**Exercise**:
Each line below should be quoted exactly, please.

>> Begin Input records

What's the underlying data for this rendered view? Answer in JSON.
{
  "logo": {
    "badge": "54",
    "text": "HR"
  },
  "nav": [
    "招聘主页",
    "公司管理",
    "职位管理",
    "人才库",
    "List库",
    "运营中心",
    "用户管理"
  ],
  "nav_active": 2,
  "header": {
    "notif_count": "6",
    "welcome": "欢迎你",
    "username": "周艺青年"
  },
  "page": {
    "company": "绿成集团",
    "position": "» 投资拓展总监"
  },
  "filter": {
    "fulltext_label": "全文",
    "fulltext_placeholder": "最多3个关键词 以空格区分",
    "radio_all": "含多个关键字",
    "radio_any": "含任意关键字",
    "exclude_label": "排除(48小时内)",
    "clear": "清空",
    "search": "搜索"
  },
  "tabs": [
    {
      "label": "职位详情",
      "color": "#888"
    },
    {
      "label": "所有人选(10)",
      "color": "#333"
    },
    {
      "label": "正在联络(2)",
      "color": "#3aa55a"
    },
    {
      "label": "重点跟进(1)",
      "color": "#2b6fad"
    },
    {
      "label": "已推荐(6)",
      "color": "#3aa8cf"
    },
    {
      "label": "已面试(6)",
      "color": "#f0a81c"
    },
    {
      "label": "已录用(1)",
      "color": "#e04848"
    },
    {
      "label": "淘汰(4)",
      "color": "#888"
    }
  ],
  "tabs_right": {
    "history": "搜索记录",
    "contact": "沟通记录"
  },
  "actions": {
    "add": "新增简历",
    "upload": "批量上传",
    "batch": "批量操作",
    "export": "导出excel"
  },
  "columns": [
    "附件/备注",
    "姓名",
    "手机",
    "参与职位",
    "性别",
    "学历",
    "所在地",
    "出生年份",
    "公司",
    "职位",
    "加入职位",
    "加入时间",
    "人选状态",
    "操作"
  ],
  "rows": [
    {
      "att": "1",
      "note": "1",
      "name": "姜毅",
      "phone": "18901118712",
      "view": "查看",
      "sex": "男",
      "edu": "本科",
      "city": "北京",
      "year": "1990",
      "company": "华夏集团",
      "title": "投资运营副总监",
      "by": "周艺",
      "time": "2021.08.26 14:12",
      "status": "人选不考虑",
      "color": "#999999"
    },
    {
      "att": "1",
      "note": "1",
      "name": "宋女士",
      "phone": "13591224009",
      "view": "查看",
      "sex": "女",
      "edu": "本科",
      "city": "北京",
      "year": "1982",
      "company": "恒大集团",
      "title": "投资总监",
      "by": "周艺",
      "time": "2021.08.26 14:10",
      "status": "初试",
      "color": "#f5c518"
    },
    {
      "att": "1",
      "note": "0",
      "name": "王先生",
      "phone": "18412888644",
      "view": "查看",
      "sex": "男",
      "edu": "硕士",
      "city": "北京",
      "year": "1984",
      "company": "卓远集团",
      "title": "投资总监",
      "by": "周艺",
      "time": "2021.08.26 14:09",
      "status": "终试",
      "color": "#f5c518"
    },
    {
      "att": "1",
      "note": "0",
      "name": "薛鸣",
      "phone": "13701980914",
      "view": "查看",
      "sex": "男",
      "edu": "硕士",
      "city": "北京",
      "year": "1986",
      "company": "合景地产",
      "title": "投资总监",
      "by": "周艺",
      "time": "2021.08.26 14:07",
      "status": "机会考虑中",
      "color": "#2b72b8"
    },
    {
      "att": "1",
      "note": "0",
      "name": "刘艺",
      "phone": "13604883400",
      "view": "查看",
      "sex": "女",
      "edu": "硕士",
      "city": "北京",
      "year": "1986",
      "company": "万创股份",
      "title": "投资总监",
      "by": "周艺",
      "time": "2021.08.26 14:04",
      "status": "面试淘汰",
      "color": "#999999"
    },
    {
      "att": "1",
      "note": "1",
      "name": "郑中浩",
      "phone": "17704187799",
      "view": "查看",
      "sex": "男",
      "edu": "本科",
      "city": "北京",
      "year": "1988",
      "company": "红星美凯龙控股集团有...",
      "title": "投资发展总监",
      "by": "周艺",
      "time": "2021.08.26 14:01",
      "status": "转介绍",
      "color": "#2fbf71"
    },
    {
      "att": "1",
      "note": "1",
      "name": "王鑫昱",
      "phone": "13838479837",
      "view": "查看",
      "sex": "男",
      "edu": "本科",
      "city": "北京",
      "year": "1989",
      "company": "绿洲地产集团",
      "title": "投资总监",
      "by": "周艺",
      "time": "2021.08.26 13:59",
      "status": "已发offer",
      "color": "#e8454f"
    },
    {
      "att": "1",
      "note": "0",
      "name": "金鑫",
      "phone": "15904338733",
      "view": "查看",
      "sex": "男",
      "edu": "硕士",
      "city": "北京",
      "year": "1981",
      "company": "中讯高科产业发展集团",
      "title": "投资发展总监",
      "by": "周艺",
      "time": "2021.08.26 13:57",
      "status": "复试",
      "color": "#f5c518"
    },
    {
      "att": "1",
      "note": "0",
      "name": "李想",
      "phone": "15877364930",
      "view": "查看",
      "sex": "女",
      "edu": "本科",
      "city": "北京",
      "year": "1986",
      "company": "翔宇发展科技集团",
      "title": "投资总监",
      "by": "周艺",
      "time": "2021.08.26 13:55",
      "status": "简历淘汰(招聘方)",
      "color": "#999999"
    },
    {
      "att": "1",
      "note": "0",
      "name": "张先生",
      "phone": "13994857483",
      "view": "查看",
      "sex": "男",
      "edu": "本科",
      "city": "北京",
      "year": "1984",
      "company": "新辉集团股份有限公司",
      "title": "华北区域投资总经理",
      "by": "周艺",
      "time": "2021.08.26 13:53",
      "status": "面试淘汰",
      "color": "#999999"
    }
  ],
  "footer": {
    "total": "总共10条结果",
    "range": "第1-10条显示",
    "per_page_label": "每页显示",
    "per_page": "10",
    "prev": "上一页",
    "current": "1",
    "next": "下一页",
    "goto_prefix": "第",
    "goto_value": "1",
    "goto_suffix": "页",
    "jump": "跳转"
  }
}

>> End Input records

**Completed task**:
What's the underlying data for this rendered view? Answer in JSON.
{
  "logo": {
    "badge": "54",
    "text": "HR"
  },
  "nav": [
    "招聘主页",
    "公司管理",
    "职位管理",
    "人才库",
    "List库",
    "运营中心",
    "用户管理"
  ],
  "nav_active": 2,
  "header": {
    "notif_count": "6",
    "welcome": "欢迎你",
    "username": "周艺青年"
  },
  "page": {
    "company": "绿成集团",
    "position": "» 投资拓展总监"
  },
  "filter": {
    "fulltext_label": "全文",
    "fulltext_placeholder": "最多3个关键词 以空格区分",
    "radio_all": "含多个关键字",
    "radio_any": "含任意关键字",
    "exclude_label": "排除(48小时内)",
    "clear": "清空",
    "search": "搜索"
  },
  "tabs": [
    {
      "label": "职位详情",
      "color": "#888"
    },
    {
      "label": "所有人选(10)",
      "color": "#333"
    },
    {
      "label": "正在联络(2)",
      "color": "#3aa55a"
    },
    {
      "label": "重点跟进(1)",
      "color": "#2b6fad"
    },
    {
      "label": "已推荐(6)",
      "color": "#3aa8cf"
    },
    {
      "label": "已面试(6)",
      "color": "#f0a81c"
    },
    {
      "label": "已录用(1)",
      "color": "#e04848"
    },
    {
      "label": "淘汰(4)",
      "color": "#888"
    }
  ],
  "tabs_right": {
    "history": "搜索记录",
    "contact": "沟通记录"
  },
  "actions": {
    "add": "新增简历",
    "upload": "批量上传",
    "batch": "批量操作",
    "export": "导出excel"
  },
  "columns": [
    "附件/备注",
    "姓名",
    "手机",
    "参与职位",
    "性别",
    "学历",
    "所在地",
    "出生年份",
    "公司",
    "职位",
    "加入职位",
    "加入时间",
    "人选状态",
    "操作"
  ],
  "rows": [
    {
      "att": "1",
      "note": "1",
      "name": "姜毅",
      "phone": "18901118712",
      "view": "查看",
      "sex": "男",
      "edu": "本科",
      "city": "北京",
      "year": "1990",
      "company": "华夏集团",
      "title": "投资运营副总监",
      "by": "周艺",
      "time": "2021.08.26 14:12",
      "status": "人选不考虑",
      "color": "#999999"
    },
    {
      "att": "1",
      "note": "1",
      "name": "宋女士",
      "phone": "13591224009",
      "view": "查看",
      "sex": "女",
      "edu": "本科",
      "city": "北京",
      "year": "1982",
      "company": "恒大集团",
      "title": "投资总监",
      "by": "周艺",
      "time": "2021.08.26 14:10",
      "status": "初试",
      "color": "#f5c518"
    },
    {
      "att": "1",
      "note": "0",
      "name": "王先生",
      "phone": "18412888644",
      "view": "查看",
      "sex": "男",
      "edu": "硕士",
      "city": "北京",
      "year": "1984",
      "company": "卓远集团",
      "title": "投资总监",
      "by": "周艺",
      "time": "2021.08.26 14:09",
      "status": "终试",
      "color": "#f5c518"
    },
    {
      "att": "1",
      "note": "0",
      "name": "薛鸣",
      "phone": "13701980914",
      "view": "查看",
      "sex": "男",
      "edu": "硕士",
      "city": "北京",
      "year": "1986",
      "company": "合景地产",
      "title": "投资总监",
      "by": "周艺",
      "time": "2021.08.26 14:07",
      "status": "机会考虑中",
      "color": "#2b72b8"
    },
    {
      "att": "1",
      "note": "0",
      "name": "刘艺",
      "phone": "13604883400",
      "view": "查看",
      "sex": "女",
      "edu": "硕士",
      "city": "北京",
      "year": "1986",
      "company": "万创股份",
      "title": "投资总监",
      "by": "周艺",
      "time": "2021.08.26 14:04",
      "status": "面试淘汰",
      "color": "#999999"
    },
    {
      "att": "1",
      "note": "1",
      "name": "郑中浩",
      "phone": "17704187799",
      "view": "查看",
      "sex": "男",
      "edu": "本科",
      "city": "北京",
      "year": "1988",
      "company": "红星美凯龙控股集团有...",
      "title": "投资发展总监",
      "by": "周艺",
      "time": "2021.08.26 14:01",
      "status": "转介绍",
      "color": "#2fbf71"
    },
    {
      "att": "1",
      "note": "1",
      "name": "王鑫昱",
      "phone": "13838479837",
      "view": "查看",
      "sex": "男",
      "edu": "本科",
      "city": "北京",
      "year": "1989",
      "company": "绿洲地产集团",
      "title": "投资总监",
      "by": "周艺",
      "time": "2021.08.26 13:59",
      "status": "已发offer",
      "color": "#e8454f"
    },
    {
      "att": "1",
      "note": "0",
      "name": "金鑫",
      "phone": "15904338733",
      "view": "查看",
      "sex": "男",
      "edu": "硕士",
      "city": "北京",
      "year": "1981",
      "company": "中讯高科产业发展集团",
      "title": "投资发展总监",
      "by": "周艺",
      "time": "2021.08.26 13:57",
      "status": "复试",
      "color": "#f5c518"
    },
    {
      "att": "1",
      "note": "0",
      "name": "李想",
      "phone": "15877364930",
      "view": "查看",
      "sex": "女",
      "edu": "本科",
      "city": "北京",
      "year": "1986",
      "company": "翔宇发展科技集团",
      "title": "投资总监",
      "by": "周艺",
      "time": "2021.08.26 13:55",
      "status": "简历淘汰(招聘方)",
      "color": "#999999"
    },
    {
      "att": "1",
      "note": "0",
      "name": "张先生",
      "phone": "13994857483",
      "view": "查看",
      "sex": "男",
      "edu": "本科",
      "city": "北京",
      "year": "1984",
      "company": "新辉集团股份有限公司",
      "title": "华北区域投资总经理",
      "by": "周艺",
      "time": "2021.08.26 13:53",
      "status": "面试淘汰",
      "color": "#999999"
    }
  ],
  "footer": {
    "total": "总共10条结果",
    "range": "第1-10条显示",
    "per_page_label": "每页显示",
    "per_page": "10",
    "prev": "上一页",
    "current": "1",
    "next": "下一页",
    "goto_prefix": "第",
    "goto_value": "1",
    "goto_suffix": "页",
    "jump": "跳转"
  }
}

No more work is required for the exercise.